Task directions:
Repeat word for word the lines from the one holding "Output the text content of this document." through the end, both ends included, and leave out every picture.
..............................
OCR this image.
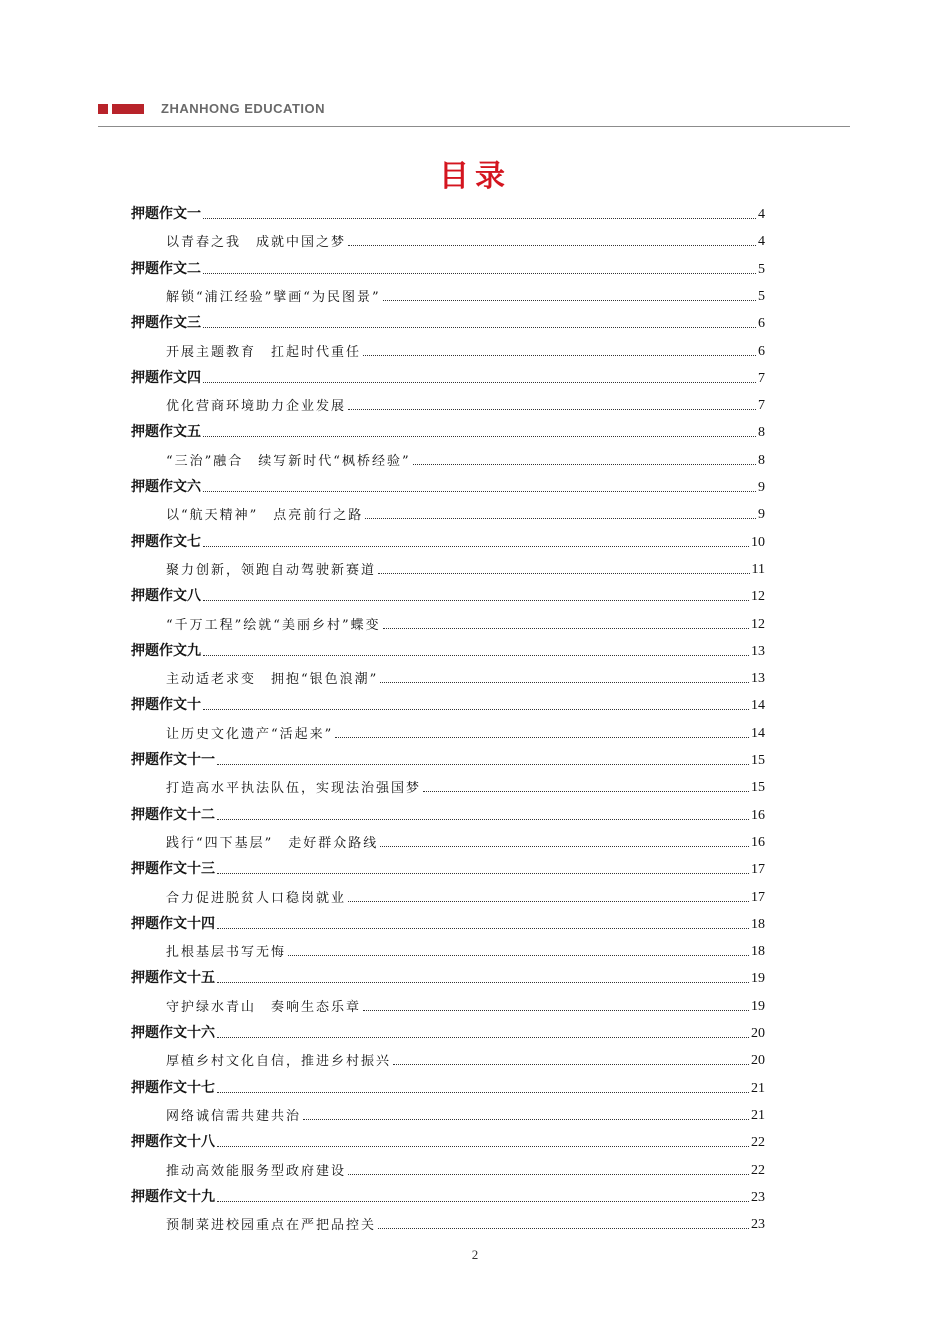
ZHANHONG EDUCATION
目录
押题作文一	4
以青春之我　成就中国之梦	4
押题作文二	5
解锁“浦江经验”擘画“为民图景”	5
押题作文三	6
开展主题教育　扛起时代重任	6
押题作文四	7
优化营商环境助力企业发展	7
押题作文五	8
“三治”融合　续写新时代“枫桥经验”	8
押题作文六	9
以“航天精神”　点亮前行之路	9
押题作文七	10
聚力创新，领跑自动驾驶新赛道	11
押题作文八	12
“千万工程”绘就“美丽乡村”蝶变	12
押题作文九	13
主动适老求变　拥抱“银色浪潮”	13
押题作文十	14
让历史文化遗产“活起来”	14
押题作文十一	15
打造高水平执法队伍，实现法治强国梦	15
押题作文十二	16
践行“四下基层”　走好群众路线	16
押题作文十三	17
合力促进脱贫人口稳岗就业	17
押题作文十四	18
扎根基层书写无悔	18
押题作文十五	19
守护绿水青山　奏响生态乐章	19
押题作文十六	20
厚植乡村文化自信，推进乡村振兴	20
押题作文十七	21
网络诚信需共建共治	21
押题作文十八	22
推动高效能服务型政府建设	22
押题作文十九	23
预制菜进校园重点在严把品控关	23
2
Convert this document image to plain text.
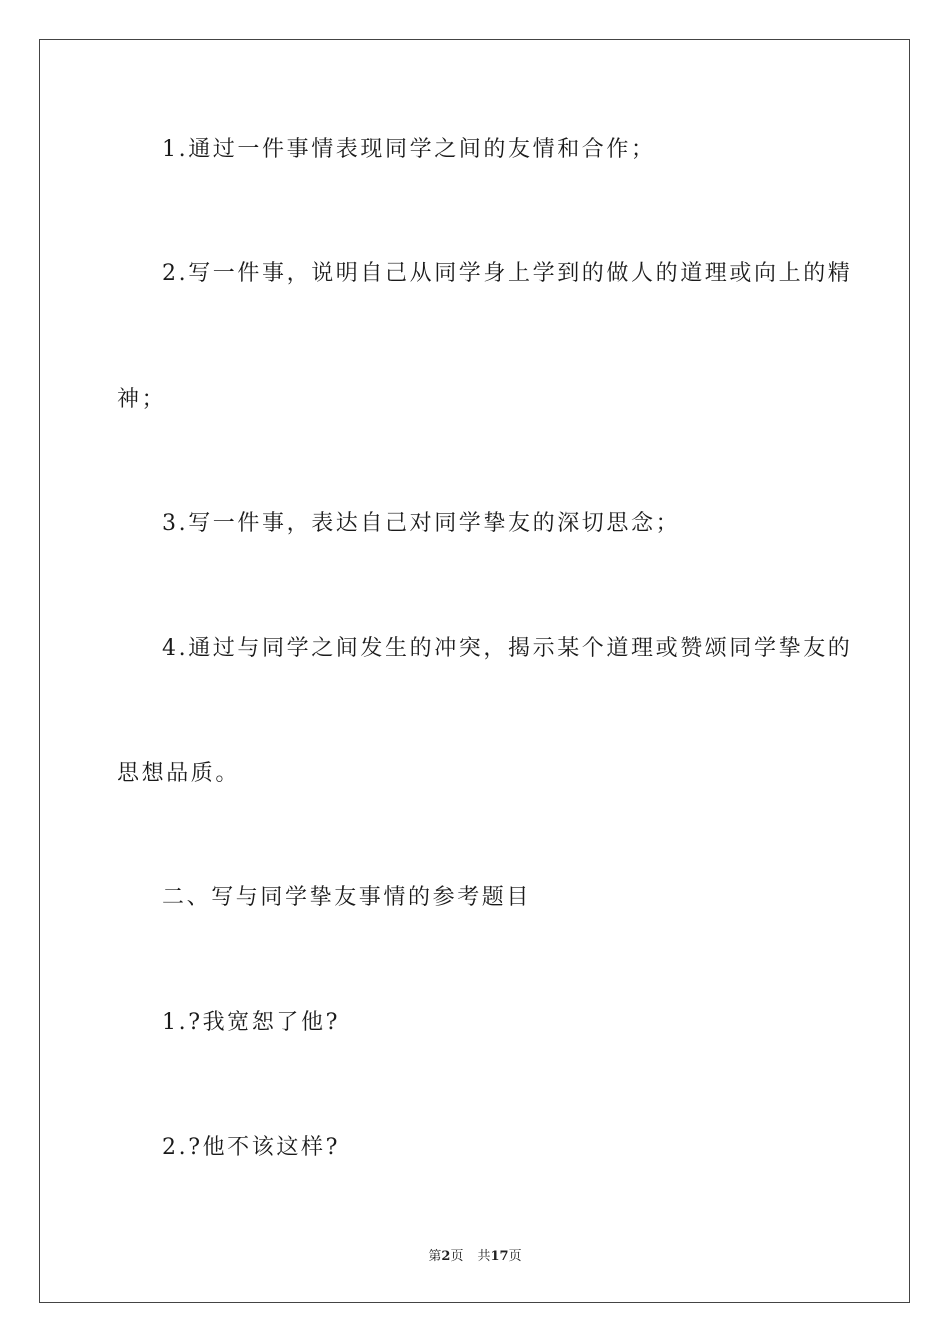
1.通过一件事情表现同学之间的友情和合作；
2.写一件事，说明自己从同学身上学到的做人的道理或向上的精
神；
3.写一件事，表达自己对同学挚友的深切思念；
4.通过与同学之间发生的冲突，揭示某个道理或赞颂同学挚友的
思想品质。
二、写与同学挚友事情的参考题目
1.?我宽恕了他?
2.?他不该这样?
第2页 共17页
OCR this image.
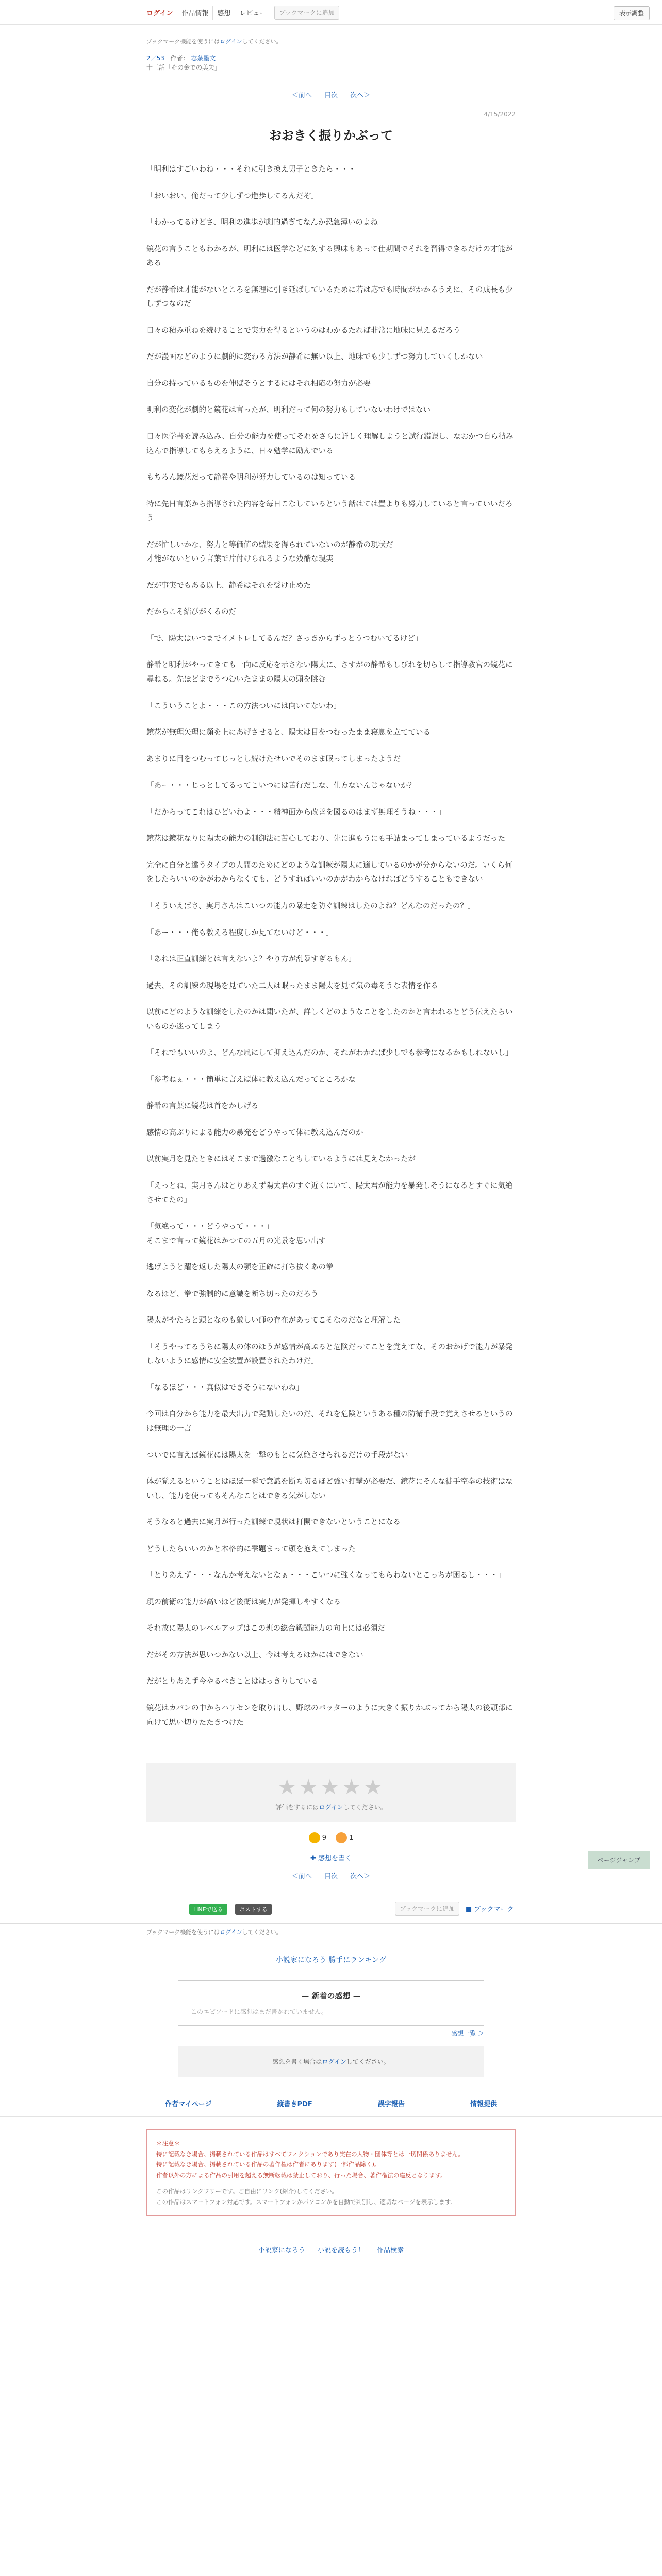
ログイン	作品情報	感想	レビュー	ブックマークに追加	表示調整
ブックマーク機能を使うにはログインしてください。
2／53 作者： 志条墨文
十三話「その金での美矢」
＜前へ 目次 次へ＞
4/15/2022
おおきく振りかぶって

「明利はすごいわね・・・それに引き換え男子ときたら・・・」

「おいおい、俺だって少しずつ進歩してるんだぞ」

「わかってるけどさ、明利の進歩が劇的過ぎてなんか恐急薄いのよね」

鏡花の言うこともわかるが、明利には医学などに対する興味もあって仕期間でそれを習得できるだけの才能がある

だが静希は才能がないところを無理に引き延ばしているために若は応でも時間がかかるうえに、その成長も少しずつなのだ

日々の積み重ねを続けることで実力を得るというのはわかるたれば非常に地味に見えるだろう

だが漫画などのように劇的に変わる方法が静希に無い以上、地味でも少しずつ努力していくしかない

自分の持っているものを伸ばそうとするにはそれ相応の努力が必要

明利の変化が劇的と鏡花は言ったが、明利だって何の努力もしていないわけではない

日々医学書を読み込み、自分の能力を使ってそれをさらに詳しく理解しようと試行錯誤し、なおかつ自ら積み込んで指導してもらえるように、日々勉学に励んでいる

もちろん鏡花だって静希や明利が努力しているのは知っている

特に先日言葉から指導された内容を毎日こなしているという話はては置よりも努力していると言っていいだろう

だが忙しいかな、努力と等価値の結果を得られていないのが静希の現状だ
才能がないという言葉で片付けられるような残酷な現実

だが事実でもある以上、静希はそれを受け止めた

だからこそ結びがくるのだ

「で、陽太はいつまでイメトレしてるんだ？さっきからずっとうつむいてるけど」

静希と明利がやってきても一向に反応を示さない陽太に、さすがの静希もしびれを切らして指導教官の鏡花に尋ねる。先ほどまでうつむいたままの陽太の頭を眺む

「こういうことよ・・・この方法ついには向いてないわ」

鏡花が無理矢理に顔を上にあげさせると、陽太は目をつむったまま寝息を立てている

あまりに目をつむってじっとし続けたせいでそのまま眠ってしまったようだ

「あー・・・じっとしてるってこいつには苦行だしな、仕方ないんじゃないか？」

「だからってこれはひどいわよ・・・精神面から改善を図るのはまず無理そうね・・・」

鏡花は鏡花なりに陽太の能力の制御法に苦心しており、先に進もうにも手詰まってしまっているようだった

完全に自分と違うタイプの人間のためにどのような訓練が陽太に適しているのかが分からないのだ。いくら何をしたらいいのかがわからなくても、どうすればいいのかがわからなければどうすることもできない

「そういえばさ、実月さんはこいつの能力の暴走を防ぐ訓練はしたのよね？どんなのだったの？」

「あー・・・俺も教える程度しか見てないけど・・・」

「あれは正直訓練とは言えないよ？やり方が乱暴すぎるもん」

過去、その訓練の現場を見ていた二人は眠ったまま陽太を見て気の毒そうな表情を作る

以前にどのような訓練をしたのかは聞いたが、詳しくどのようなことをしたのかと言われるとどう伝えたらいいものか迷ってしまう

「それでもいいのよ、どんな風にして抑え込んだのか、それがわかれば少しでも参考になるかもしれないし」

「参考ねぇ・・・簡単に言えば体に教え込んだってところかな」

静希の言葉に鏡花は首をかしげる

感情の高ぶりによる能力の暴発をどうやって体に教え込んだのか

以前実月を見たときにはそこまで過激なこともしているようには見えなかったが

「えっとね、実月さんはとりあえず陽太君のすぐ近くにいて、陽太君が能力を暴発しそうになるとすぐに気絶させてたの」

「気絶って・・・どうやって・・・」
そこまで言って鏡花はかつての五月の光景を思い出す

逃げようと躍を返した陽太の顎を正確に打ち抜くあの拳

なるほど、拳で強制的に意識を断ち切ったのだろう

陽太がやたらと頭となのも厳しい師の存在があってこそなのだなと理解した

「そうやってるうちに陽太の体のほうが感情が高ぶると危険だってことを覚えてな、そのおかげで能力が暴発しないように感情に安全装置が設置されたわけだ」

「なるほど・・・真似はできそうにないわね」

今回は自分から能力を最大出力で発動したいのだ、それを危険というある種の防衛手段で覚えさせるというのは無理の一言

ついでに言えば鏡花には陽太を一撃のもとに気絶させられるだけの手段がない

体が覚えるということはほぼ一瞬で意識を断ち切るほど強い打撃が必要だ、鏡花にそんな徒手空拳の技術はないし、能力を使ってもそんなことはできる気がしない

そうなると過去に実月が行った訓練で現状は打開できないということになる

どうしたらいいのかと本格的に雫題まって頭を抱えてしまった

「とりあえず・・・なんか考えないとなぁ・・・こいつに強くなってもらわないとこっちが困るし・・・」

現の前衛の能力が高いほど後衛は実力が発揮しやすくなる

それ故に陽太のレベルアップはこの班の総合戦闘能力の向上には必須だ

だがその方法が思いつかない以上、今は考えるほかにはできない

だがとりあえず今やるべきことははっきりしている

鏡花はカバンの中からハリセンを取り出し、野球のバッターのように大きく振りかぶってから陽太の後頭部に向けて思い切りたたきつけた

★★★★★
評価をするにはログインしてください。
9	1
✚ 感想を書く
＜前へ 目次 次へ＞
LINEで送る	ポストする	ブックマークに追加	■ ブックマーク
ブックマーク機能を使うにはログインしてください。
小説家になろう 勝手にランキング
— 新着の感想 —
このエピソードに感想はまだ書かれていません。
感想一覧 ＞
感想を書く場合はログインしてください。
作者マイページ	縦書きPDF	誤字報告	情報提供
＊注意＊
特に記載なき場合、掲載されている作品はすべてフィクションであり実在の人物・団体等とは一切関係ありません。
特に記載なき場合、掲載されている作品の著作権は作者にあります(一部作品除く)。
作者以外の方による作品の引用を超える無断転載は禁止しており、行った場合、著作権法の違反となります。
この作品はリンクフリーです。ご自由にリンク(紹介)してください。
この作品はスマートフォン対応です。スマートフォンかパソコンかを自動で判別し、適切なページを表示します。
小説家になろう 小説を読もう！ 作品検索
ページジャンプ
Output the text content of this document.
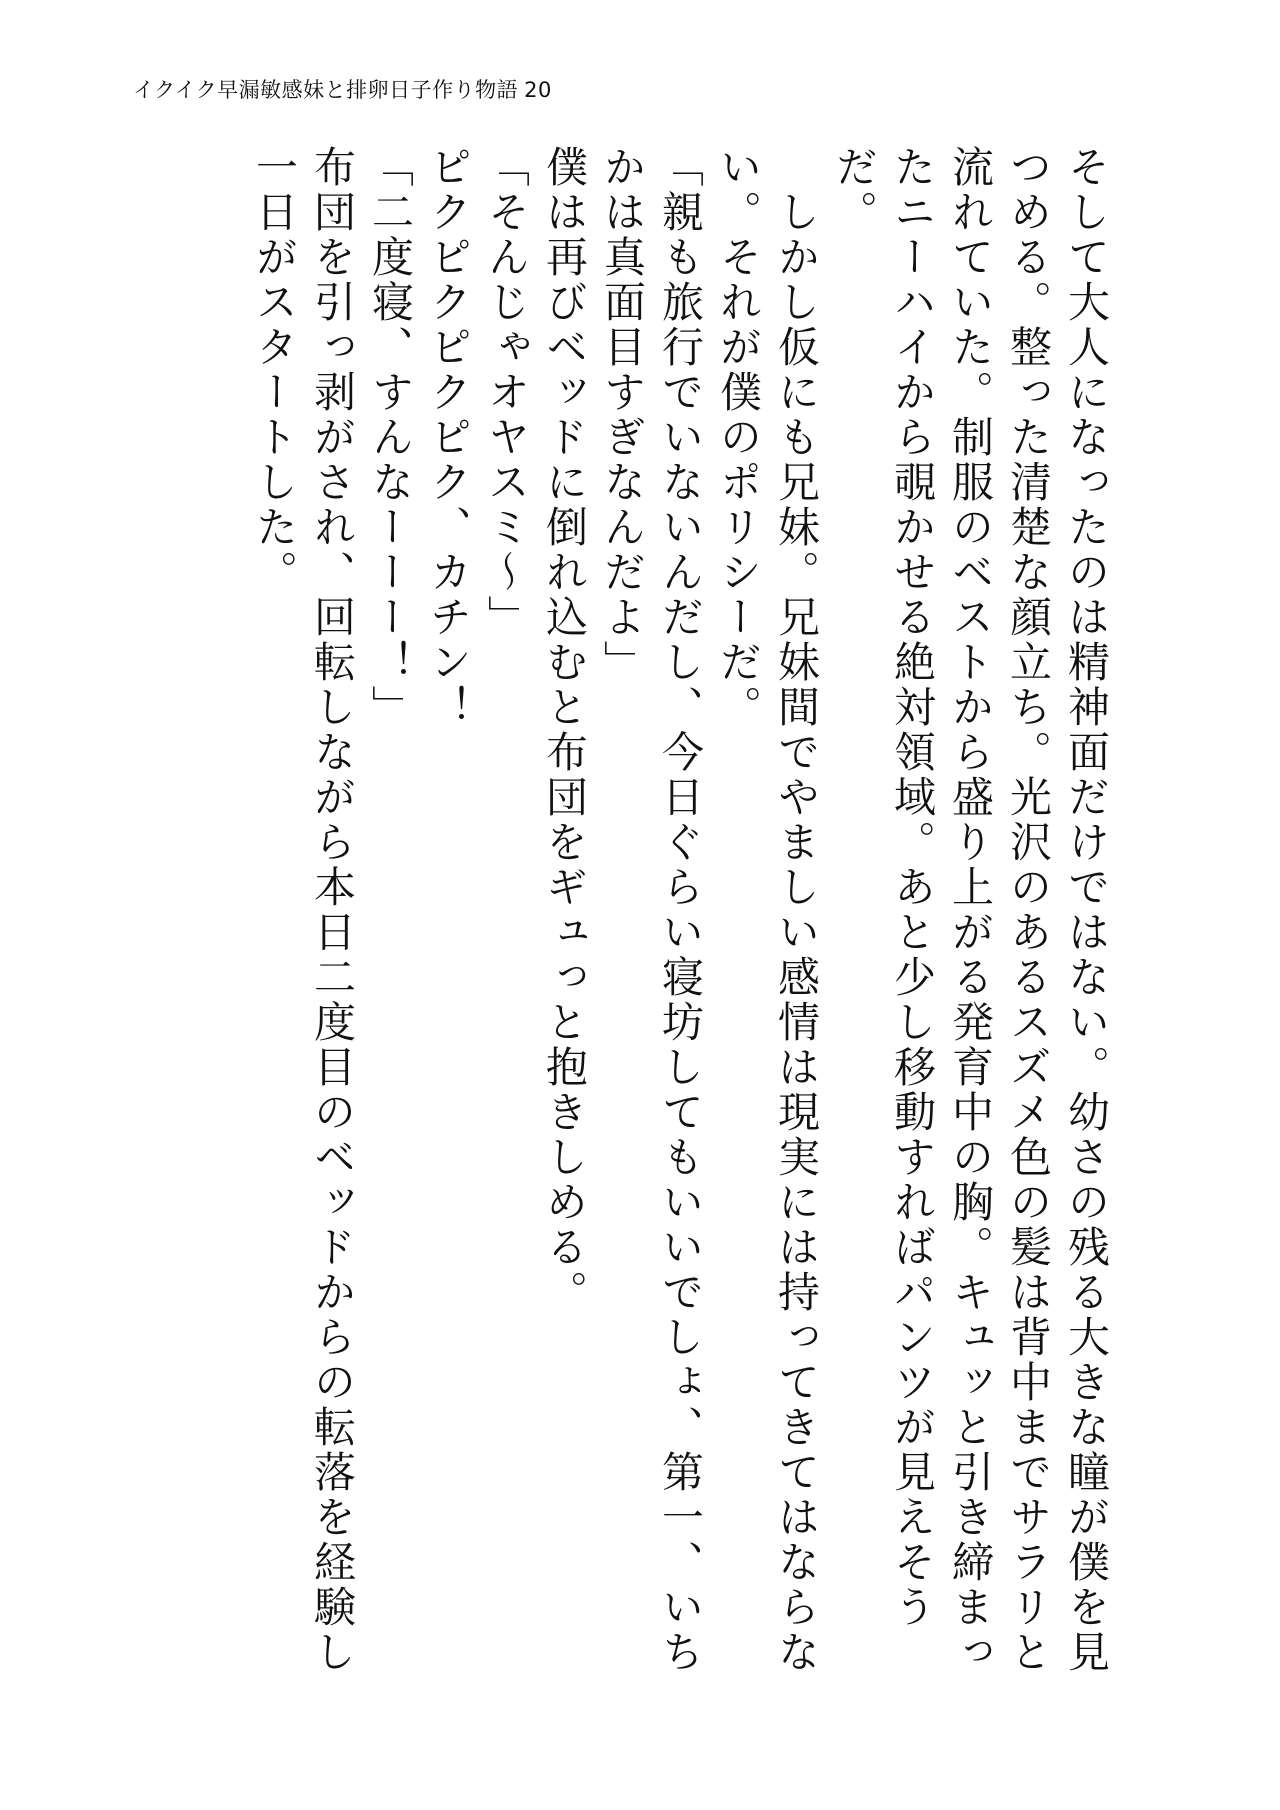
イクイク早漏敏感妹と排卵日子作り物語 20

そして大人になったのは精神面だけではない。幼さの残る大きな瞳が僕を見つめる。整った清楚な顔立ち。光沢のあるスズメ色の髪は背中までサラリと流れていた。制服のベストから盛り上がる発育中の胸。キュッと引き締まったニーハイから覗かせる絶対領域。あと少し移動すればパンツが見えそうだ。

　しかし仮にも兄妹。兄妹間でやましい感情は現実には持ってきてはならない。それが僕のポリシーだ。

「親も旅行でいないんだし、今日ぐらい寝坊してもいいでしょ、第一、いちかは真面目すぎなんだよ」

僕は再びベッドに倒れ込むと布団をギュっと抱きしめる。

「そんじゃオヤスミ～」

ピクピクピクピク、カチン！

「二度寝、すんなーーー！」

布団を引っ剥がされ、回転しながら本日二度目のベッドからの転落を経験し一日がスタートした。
..............................
The answer:
Output the text content of this document.
イクイク早漏敏感妹と排卵日子作り物語 20

そして大人になったのは精神面だけではない。幼さの残る大きな瞳が僕を見つめる。整った清楚な顔立ち。光沢のあるスズメ色の髪は背中までサラリと流れていた。制服のベストから盛り上がる発育中の胸。キュッと引き締まったニーハイから覗かせる絶対領域。あと少し移動すればパンツが見えそうだ。

　しかし仮にも兄妹。兄妹間でやましい感情は現実には持ってきてはならない。それが僕のポリシーだ。

「親も旅行でいないんだし、今日ぐらい寝坊してもいいでしょ、第一、いちかは真面目すぎなんだよ」

僕は再びベッドに倒れ込むと布団をギュっと抱きしめる。

「そんじゃオヤスミ～」

ピクピクピクピク、カチン！

「二度寝、すんなーーー！」

布団を引っ剥がされ、回転しながら本日二度目のベッドからの転落を経験し一日がスタートした。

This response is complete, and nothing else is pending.